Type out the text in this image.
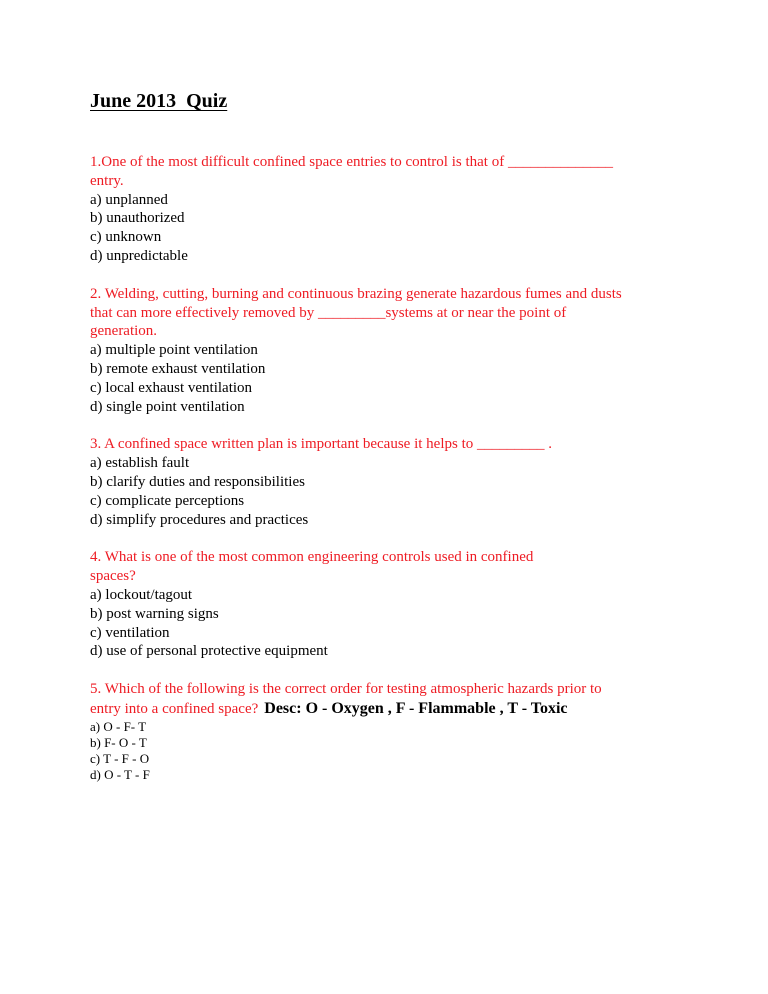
June 2013  Quiz

1.One of the most difficult confined space entries to control is that of ______________
entry.

a) unplanned
b) unauthorized
c) unknown
d) unpredictable

2. Welding, cutting, burning and continuous brazing generate hazardous fumes and dusts
that can more effectively removed by _________systems at or near the point of
generation.

a) multiple point ventilation
b) remote exhaust ventilation
c) local exhaust ventilation
d) single point ventilation

3. A confined space written plan is important because it helps to _________ .

a) establish fault
b) clarify duties and responsibilities
c) complicate perceptions
d) simplify procedures and practices

4. What is one of the most common engineering controls used in confined
spaces?

a) lockout/tagout
b) post warning signs
c) ventilation
d) use of personal protective equipment

5. Which of the following is the correct order for testing atmospheric hazards prior to
entry into a confined space? Desc: O - Oxygen , F - Flammable , T - Toxic

a) O - F- T
b) F- O - T
c) T - F - O
d) O - T - F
════════════════
Count every line in the data where the string "confined" occurs. Give nothing except the number.

**Reply:** 4